THE EXERCISE: Return the number of lines holding "Parties", with nothing added.

[Start of RECORDED INFORMATION]

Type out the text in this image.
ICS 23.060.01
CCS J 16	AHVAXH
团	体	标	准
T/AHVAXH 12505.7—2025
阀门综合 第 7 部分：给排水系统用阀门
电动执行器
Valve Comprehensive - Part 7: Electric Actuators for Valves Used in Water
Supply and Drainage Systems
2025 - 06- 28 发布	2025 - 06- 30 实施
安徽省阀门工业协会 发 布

[End of RECORDED INFORMATION]
[Start of RECORDED INFORMATION]

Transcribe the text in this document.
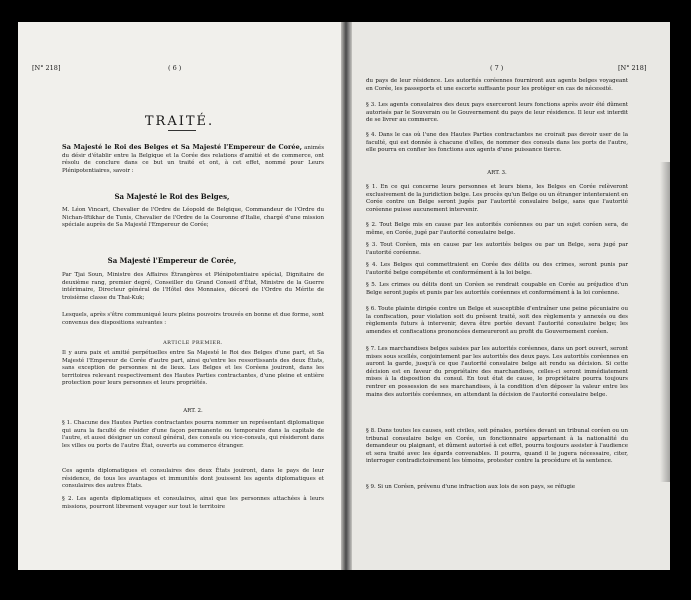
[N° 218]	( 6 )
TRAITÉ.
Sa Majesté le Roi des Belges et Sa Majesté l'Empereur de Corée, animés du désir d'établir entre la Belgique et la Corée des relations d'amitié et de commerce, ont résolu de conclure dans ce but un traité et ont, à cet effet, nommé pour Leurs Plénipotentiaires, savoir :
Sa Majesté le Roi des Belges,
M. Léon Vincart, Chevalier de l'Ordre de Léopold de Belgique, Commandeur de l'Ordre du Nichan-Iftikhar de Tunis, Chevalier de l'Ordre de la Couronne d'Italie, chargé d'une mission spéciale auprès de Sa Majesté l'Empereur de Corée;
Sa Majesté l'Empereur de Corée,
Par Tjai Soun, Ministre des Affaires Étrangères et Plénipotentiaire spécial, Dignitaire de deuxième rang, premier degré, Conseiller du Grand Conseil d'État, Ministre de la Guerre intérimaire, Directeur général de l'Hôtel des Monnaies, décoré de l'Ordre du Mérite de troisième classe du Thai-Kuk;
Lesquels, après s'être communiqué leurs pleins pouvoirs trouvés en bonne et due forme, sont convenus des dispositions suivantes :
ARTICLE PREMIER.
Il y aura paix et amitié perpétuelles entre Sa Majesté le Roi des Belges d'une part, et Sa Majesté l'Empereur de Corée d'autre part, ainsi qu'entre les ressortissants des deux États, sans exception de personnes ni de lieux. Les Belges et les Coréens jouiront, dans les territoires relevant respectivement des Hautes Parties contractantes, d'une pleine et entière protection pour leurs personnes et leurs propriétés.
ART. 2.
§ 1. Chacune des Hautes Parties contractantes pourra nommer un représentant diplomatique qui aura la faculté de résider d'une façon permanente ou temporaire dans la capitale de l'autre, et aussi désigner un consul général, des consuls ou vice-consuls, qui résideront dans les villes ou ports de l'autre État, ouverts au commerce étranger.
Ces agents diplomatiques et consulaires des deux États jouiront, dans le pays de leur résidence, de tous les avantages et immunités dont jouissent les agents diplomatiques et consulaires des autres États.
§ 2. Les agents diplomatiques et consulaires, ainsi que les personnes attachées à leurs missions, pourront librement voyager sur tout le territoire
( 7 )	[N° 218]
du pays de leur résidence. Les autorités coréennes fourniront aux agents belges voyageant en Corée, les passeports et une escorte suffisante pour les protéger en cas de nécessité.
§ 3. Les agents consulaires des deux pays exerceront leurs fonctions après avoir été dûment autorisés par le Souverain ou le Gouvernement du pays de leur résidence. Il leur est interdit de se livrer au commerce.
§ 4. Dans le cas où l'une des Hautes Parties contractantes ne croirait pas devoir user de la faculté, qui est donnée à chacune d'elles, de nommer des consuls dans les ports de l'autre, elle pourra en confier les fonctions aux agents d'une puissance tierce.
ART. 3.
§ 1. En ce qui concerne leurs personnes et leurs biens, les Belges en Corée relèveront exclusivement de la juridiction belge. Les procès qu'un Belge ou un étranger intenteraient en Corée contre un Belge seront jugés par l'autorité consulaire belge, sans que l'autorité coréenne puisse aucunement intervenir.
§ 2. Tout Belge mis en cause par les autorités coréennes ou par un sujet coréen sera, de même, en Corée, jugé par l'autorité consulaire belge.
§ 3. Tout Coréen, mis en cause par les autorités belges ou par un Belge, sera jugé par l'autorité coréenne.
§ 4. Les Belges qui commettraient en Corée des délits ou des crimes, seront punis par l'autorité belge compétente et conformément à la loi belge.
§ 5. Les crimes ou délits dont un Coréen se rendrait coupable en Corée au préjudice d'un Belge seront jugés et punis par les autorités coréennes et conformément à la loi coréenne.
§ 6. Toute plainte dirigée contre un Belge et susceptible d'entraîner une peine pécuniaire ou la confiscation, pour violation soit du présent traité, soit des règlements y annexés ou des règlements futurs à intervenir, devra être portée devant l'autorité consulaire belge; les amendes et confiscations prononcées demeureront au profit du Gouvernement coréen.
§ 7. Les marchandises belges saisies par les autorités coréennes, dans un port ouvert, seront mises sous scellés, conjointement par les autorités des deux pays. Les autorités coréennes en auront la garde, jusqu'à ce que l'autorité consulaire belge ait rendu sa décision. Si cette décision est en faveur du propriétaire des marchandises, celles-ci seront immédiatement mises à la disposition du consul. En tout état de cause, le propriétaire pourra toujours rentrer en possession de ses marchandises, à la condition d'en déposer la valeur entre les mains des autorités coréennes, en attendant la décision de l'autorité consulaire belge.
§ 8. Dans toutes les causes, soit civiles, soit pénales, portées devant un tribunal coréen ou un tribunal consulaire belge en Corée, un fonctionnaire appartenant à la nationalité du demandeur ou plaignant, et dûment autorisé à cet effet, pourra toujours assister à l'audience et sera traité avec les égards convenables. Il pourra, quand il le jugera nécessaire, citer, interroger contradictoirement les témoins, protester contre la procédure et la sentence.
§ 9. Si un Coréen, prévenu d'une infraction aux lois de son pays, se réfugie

[End of RECORDED INFORMATION]

FINAL RESULT: 3